Part of a data file
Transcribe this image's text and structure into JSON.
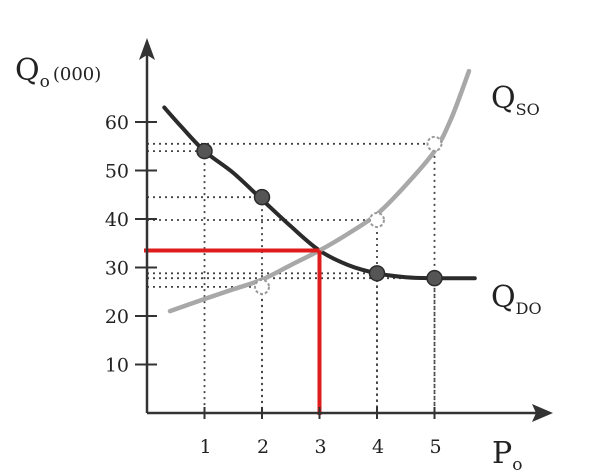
{
  "chart_data": {
    "type": "line",
    "ylabel_main": "Q",
    "ylabel_sub": "o",
    "ylabel_suffix": "(000)",
    "xlabel_main": "P",
    "xlabel_sub": "o",
    "xlim": [
      0,
      6.0
    ],
    "ylim": [
      0,
      70
    ],
    "x_ticks": [
      1,
      2,
      3,
      4,
      5
    ],
    "y_ticks": [
      10,
      20,
      30,
      40,
      50,
      60
    ],
    "grid": false,
    "series": [
      {
        "name_main": "Q",
        "name_sub": "DO",
        "role": "demand",
        "color": "#2b2b2b",
        "curve": [
          [
            0.3,
            63
          ],
          [
            0.6,
            59
          ],
          [
            1.0,
            54
          ],
          [
            1.5,
            49.5
          ],
          [
            2.0,
            44
          ],
          [
            2.5,
            38.5
          ],
          [
            3.0,
            33.5
          ],
          [
            3.5,
            30.5
          ],
          [
            4.0,
            28.8
          ],
          [
            4.5,
            28.0
          ],
          [
            5.0,
            27.8
          ],
          [
            5.7,
            27.8
          ]
        ],
        "points": [
          [
            1,
            54
          ],
          [
            2,
            44.5
          ],
          [
            4,
            28.8
          ],
          [
            5,
            27.8
          ]
        ]
      },
      {
        "name_main": "Q",
        "name_sub": "SO",
        "role": "supply",
        "color": "#a8a8a8",
        "curve": [
          [
            0.4,
            21
          ],
          [
            1.0,
            23.5
          ],
          [
            1.5,
            25.5
          ],
          [
            2.0,
            27.5
          ],
          [
            2.5,
            30.5
          ],
          [
            3.0,
            33.5
          ],
          [
            3.5,
            37
          ],
          [
            4.0,
            41
          ],
          [
            4.5,
            47
          ],
          [
            5.0,
            54
          ],
          [
            5.3,
            61
          ],
          [
            5.6,
            70.5
          ]
        ],
        "points": [
          [
            2,
            26
          ],
          [
            4,
            39.8
          ],
          [
            5,
            55.5
          ]
        ]
      }
    ],
    "equilibrium": {
      "x": 3,
      "y": 33.5,
      "color": "#e01b1b"
    }
  }
}
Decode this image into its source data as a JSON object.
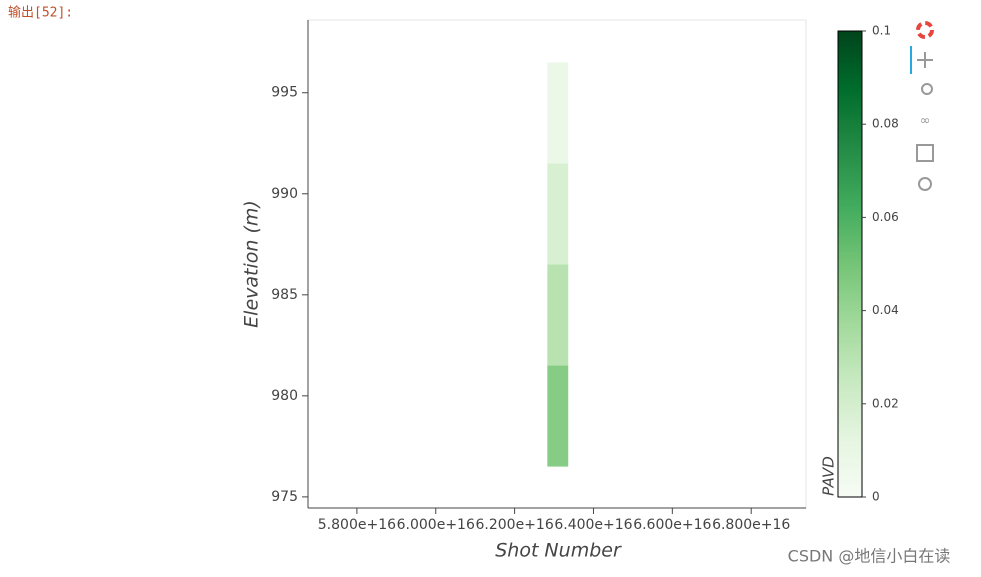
{
  "prompt": "输出[52]:",
  "watermark": "CSDN @地信小白在读",
  "chart_data": {
    "type": "heatmap",
    "xlabel": "Shot Number",
    "ylabel": "Elevation (m)",
    "xlim": [
      56760000000000000,
      69390000000000000
    ],
    "ylim": [
      974.45,
      998.6
    ],
    "xticks": [
      {
        "value": 58000000000000000,
        "label": "5.800e+16"
      },
      {
        "value": 60000000000000000,
        "label": "6.000e+16"
      },
      {
        "value": 62000000000000000,
        "label": "6.200e+16"
      },
      {
        "value": 64000000000000000,
        "label": "6.400e+16"
      },
      {
        "value": 66000000000000000,
        "label": "6.600e+16"
      },
      {
        "value": 68000000000000000,
        "label": "6.800e+16"
      }
    ],
    "yticks": [
      975,
      980,
      985,
      990,
      995
    ],
    "x_bins": [
      62830000000000000,
      63360000000000000
    ],
    "y_bins": [
      976.5,
      981.5,
      986.5,
      991.5,
      996.5
    ],
    "values": [
      0.045,
      0.03,
      0.018,
      0.008
    ],
    "colorbar": {
      "label": "PAVD",
      "lim": [
        0,
        0.1
      ],
      "ticks": [
        0,
        0.02,
        0.04,
        0.06,
        0.08,
        0.1
      ],
      "colors": [
        "#f7fcf5",
        "#e5f5e0",
        "#c7e9c0",
        "#a1d99b",
        "#74c476",
        "#41ab5d",
        "#238b45",
        "#006d2c",
        "#00441b"
      ]
    }
  }
}
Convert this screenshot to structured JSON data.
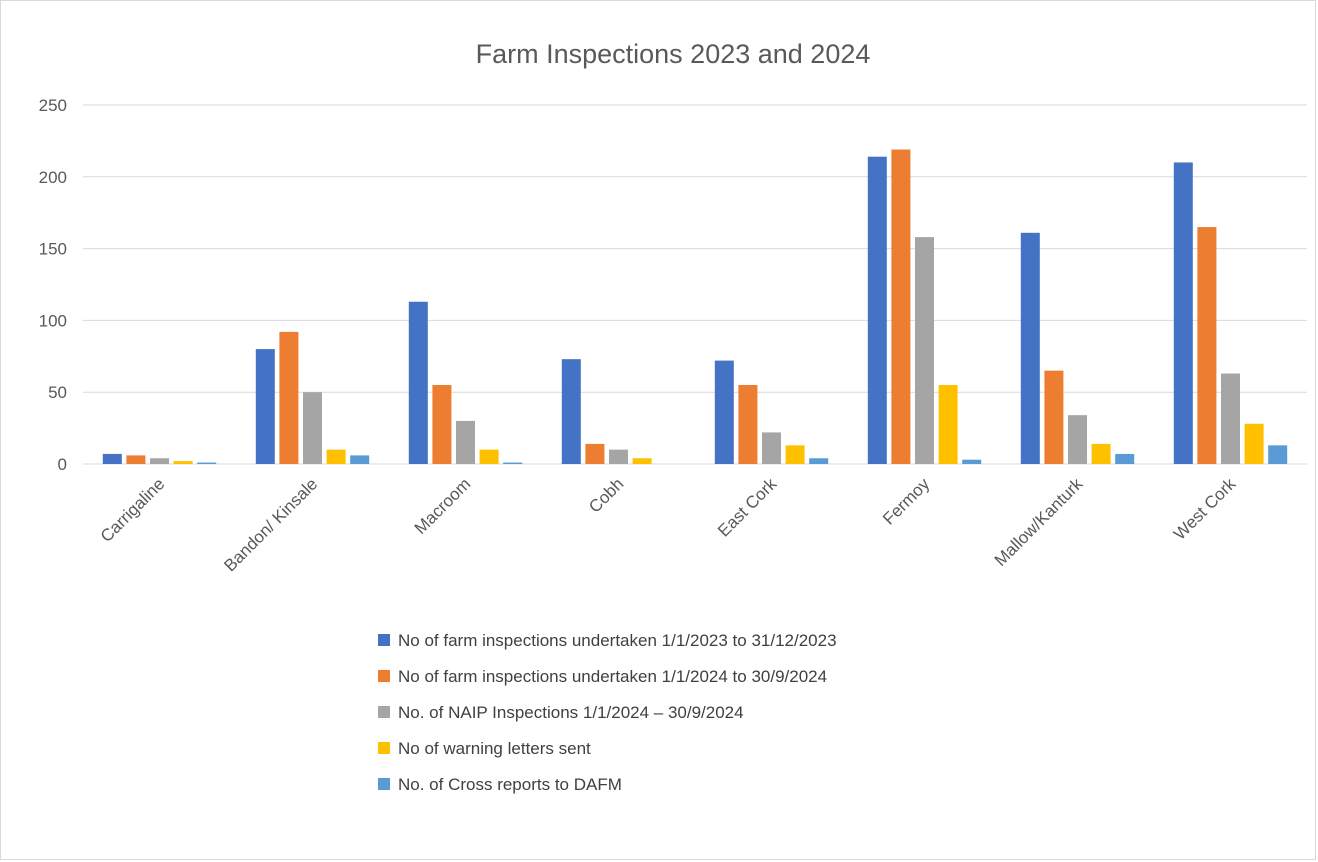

■ DO THIS
Output the data above without changes, apart from leaving out the pictures.

■ THE RESPONSE
Transcribe this image's text and structure into JSON.
{
  "chart_data": {
    "type": "line",
    "ylabel_main": "Q",
    "ylabel_sub": "o",
    "ylabel_suffix": "(000)",
    "xlabel_main": "P",
    "xlabel_sub": "o",
    "xlim": [
      0,
      6.0
    ],
    "ylim": [
      0,
      70
    ],
    "x_ticks": [
      1,
      2,
      3,
      4,
      5
    ],
    "y_ticks": [
      10,
      20,
      30,
      40,
      50,
      60
    ],
    "grid": false,
    "series": [
      {
        "name_main": "Q",
        "name_sub": "DO",
        "role": "demand",
        "color": "#2b2b2b",
        "curve": [
          [
            0.3,
            63
          ],
          [
            0.6,
            59
          ],
          [
            1.0,
            54
          ],
          [
            1.5,
            49.5
          ],
          [
            2.0,
            44
          ],
          [
            2.5,
            38.5
          ],
          [
            3.0,
            33.5
          ],
          [
            3.5,
            30.5
          ],
          [
            4.0,
            28.8
          ],
          [
            4.5,
            28.0
          ],
          [
            5.0,
            27.8
          ],
          [
            5.7,
            27.8
          ]
        ],
        "points": [
          [
            1,
            54
          ],
          [
            2,
            44.5
          ],
          [
            4,
            28.8
          ],
          [
            5,
            27.8
          ]
        ]
      },
      {
        "name_main": "Q",
        "name_sub": "SO",
        "role": "supply",
        "color": "#a8a8a8",
        "curve": [
          [
            0.4,
            21
          ],
          [
            1.0,
            23.5
          ],
          [
            1.5,
            25.5
          ],
          [
            2.0,
            27.5
          ],
          [
            2.5,
            30.5
          ],
          [
            3.0,
            33.5
          ],
          [
            3.5,
            37
          ],
          [
            4.0,
            41
          ],
          [
            4.5,
            47
          ],
          [
            5.0,
            54
          ],
          [
            5.3,
            61
          ],
          [
            5.6,
            70.5
          ]
        ],
        "points": [
          [
            2,
            26
          ],
          [
            4,
            39.8
          ],
          [
            5,
            55.5
          ]
        ]
      }
    ],
    "equilibrium": {
      "x": 3,
      "y": 33.5,
      "color": "#e01b1b"
    }
  }
}
Decode this image into its source data as a JSON object.
{
  "prompt": "输出[52]:",
  "watermark": "CSDN @地信小白在读",
  "chart_data": {
    "type": "heatmap",
    "xlabel": "Shot Number",
    "ylabel": "Elevation (m)",
    "xlim": [
      56760000000000000,
      69390000000000000
    ],
    "ylim": [
      974.45,
      998.6
    ],
    "xticks": [
      {
        "value": 58000000000000000,
        "label": "5.800e+16"
      },
      {
        "value": 60000000000000000,
        "label": "6.000e+16"
      },
      {
        "value": 62000000000000000,
        "label": "6.200e+16"
      },
      {
        "value": 64000000000000000,
        "label": "6.400e+16"
      },
      {
        "value": 66000000000000000,
        "label": "6.600e+16"
      },
      {
        "value": 68000000000000000,
        "label": "6.800e+16"
      }
    ],
    "yticks": [
      975,
      980,
      985,
      990,
      995
    ],
    "x_bins": [
      62830000000000000,
      63360000000000000
    ],
    "y_bins": [
      976.5,
      981.5,
      986.5,
      991.5,
      996.5
    ],
    "values": [
      0.045,
      0.03,
      0.018,
      0.008
    ],
    "colorbar": {
      "label": "PAVD",
      "lim": [
        0,
        0.1
      ],
      "ticks": [
        0,
        0.02,
        0.04,
        0.06,
        0.08,
        0.1
      ],
      "colors": [
        "#f7fcf5",
        "#e5f5e0",
        "#c7e9c0",
        "#a1d99b",
        "#74c476",
        "#41ab5d",
        "#238b45",
        "#006d2c",
        "#00441b"
      ]
    }
  }
}
Convert this screenshot to structured JSON data.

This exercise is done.